_PROBLEM STATEMENT_
Provide the data again in its entirety, exactly as given.

-- BEGIN ENTRIES --

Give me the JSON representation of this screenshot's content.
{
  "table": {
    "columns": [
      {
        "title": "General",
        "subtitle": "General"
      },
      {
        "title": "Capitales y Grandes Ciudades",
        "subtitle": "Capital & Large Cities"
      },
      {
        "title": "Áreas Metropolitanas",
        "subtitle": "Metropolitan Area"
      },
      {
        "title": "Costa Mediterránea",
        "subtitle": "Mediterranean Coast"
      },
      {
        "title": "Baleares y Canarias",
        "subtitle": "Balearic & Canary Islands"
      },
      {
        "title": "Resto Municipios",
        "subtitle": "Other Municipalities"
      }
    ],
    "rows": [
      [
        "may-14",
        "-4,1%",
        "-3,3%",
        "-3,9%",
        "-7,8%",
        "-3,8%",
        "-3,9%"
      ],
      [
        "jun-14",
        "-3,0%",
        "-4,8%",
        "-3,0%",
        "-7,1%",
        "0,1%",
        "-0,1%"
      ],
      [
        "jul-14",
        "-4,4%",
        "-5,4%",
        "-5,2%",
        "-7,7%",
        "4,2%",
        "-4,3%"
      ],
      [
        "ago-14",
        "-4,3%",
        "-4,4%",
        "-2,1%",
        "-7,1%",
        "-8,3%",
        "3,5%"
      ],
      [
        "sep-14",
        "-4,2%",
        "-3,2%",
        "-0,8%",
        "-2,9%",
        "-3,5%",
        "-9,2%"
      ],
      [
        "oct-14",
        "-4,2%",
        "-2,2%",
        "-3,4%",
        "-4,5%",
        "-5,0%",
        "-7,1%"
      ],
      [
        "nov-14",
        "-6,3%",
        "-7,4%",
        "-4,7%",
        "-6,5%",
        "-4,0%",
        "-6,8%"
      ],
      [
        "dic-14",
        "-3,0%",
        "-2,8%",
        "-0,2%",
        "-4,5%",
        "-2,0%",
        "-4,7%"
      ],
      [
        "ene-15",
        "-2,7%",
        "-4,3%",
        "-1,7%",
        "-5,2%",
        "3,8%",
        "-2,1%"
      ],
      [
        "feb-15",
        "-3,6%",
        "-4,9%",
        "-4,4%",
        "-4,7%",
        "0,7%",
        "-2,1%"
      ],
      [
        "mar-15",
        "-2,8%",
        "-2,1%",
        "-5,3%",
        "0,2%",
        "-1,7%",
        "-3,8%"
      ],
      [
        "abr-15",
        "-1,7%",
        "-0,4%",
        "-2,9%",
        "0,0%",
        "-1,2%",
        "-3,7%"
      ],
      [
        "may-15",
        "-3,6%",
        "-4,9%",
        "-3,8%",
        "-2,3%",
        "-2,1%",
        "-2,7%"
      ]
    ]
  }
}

-- END ENTRIES --

_RESULT OF THE TASK_
Give me the JSON representation of this screenshot's content.
{
  "table": {
    "columns": [
      {
        "title": "General",
        "subtitle": "General"
      },
      {
        "title": "Capitales y Grandes Ciudades",
        "subtitle": "Capital & Large Cities"
      },
      {
        "title": "Áreas Metropolitanas",
        "subtitle": "Metropolitan Area"
      },
      {
        "title": "Costa Mediterránea",
        "subtitle": "Mediterranean Coast"
      },
      {
        "title": "Baleares y Canarias",
        "subtitle": "Balearic & Canary Islands"
      },
      {
        "title": "Resto Municipios",
        "subtitle": "Other Municipalities"
      }
    ],
    "rows": [
      [
        "may-14",
        "-4,1%",
        "-3,3%",
        "-3,9%",
        "-7,8%",
        "-3,8%",
        "-3,9%"
      ],
      [
        "jun-14",
        "-3,0%",
        "-4,8%",
        "-3,0%",
        "-7,1%",
        "0,1%",
        "-0,1%"
      ],
      [
        "jul-14",
        "-4,4%",
        "-5,4%",
        "-5,2%",
        "-7,7%",
        "4,2%",
        "-4,3%"
      ],
      [
        "ago-14",
        "-4,3%",
        "-4,4%",
        "-2,1%",
        "-7,1%",
        "-8,3%",
        "3,5%"
      ],
      [
        "sep-14",
        "-4,2%",
        "-3,2%",
        "-0,8%",
        "-2,9%",
        "-3,5%",
        "-9,2%"
      ],
      [
        "oct-14",
        "-4,2%",
        "-2,2%",
        "-3,4%",
        "-4,5%",
        "-5,0%",
        "-7,1%"
      ],
      [
        "nov-14",
        "-6,3%",
        "-7,4%",
        "-4,7%",
        "-6,5%",
        "-4,0%",
        "-6,8%"
      ],
      [
        "dic-14",
        "-3,0%",
        "-2,8%",
        "-0,2%",
        "-4,5%",
        "-2,0%",
        "-4,7%"
      ],
      [
        "ene-15",
        "-2,7%",
        "-4,3%",
        "-1,7%",
        "-5,2%",
        "3,8%",
        "-2,1%"
      ],
      [
        "feb-15",
        "-3,6%",
        "-4,9%",
        "-4,4%",
        "-4,7%",
        "0,7%",
        "-2,1%"
      ],
      [
        "mar-15",
        "-2,8%",
        "-2,1%",
        "-5,3%",
        "0,2%",
        "-1,7%",
        "-3,8%"
      ],
      [
        "abr-15",
        "-1,7%",
        "-0,4%",
        "-2,9%",
        "0,0%",
        "-1,2%",
        "-3,7%"
      ],
      [
        "may-15",
        "-3,6%",
        "-4,9%",
        "-3,8%",
        "-2,3%",
        "-2,1%",
        "-2,7%"
      ]
    ]
  }
}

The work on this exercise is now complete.